# start of DATA SHOWN

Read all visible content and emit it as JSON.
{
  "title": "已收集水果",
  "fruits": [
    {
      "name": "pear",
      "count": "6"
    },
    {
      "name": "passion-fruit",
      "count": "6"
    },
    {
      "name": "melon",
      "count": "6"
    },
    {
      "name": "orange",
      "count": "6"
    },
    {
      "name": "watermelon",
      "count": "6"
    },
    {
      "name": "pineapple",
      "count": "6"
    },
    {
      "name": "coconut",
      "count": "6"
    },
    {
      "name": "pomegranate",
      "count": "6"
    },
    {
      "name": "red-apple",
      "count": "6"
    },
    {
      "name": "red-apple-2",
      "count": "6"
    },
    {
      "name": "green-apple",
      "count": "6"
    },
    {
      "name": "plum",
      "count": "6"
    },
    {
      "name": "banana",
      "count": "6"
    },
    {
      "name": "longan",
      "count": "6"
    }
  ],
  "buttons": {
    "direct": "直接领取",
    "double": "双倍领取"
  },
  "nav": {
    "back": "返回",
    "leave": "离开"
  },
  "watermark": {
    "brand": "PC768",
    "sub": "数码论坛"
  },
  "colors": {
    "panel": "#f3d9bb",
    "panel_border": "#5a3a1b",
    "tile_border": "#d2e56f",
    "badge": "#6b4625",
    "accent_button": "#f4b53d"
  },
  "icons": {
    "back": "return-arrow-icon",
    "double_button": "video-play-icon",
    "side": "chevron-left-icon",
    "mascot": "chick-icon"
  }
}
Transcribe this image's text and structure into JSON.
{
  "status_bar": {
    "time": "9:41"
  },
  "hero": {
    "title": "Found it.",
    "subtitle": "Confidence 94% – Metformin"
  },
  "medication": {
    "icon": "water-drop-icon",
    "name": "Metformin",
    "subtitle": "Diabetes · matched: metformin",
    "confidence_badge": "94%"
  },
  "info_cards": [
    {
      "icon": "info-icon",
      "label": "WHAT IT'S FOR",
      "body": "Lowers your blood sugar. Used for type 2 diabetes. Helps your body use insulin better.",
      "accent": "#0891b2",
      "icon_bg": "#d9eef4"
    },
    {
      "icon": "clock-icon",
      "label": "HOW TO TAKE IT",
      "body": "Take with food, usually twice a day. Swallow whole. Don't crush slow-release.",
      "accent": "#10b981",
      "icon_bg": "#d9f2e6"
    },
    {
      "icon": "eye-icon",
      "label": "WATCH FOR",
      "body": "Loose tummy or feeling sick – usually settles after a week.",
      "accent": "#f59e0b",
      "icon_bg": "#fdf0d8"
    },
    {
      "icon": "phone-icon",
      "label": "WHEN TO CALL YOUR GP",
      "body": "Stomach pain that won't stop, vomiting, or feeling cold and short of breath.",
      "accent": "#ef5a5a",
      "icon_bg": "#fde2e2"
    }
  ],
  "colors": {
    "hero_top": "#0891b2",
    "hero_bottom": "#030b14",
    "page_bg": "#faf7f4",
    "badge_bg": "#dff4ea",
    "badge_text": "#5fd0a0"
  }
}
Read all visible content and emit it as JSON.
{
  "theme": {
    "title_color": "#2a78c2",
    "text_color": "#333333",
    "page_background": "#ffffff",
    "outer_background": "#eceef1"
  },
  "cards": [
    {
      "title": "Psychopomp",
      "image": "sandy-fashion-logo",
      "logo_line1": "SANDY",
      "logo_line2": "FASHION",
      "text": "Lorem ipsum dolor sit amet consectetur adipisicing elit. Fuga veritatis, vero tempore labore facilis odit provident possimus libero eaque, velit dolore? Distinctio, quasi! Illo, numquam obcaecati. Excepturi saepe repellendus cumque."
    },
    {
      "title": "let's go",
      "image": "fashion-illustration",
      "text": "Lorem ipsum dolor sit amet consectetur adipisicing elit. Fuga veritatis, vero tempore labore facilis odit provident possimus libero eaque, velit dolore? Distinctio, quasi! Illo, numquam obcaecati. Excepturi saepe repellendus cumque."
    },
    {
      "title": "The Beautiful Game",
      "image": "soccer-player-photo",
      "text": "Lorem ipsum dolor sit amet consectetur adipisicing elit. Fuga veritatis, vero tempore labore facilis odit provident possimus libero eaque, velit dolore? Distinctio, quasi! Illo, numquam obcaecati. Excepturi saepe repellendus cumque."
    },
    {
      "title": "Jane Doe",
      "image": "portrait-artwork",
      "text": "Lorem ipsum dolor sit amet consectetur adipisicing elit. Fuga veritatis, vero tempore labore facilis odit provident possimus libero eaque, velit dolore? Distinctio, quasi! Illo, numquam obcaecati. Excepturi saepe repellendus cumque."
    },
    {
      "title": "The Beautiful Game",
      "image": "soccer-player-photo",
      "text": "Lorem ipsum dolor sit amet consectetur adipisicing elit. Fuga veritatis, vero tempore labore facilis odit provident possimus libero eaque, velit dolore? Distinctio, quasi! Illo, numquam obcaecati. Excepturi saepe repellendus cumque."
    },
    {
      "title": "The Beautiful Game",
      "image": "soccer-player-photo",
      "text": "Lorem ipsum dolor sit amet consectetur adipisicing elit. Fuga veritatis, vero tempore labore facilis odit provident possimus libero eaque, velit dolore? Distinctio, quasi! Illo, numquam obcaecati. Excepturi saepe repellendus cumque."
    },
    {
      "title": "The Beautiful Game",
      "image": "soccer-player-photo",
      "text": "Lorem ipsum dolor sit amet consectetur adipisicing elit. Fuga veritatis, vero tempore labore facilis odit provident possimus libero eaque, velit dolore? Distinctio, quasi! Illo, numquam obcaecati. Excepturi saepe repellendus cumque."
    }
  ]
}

# end of DATA SHOWN

**WHAT NEEDS TO BE DONE**
Read the entries and show each line that mentions "feeling".

**RESULT OF THIS TASK**
      "body": "Loose tummy or feeling sick – usually settles after a week.",
      "body": "Stomach pain that won't stop, vomiting, or feeling cold and short of breath.",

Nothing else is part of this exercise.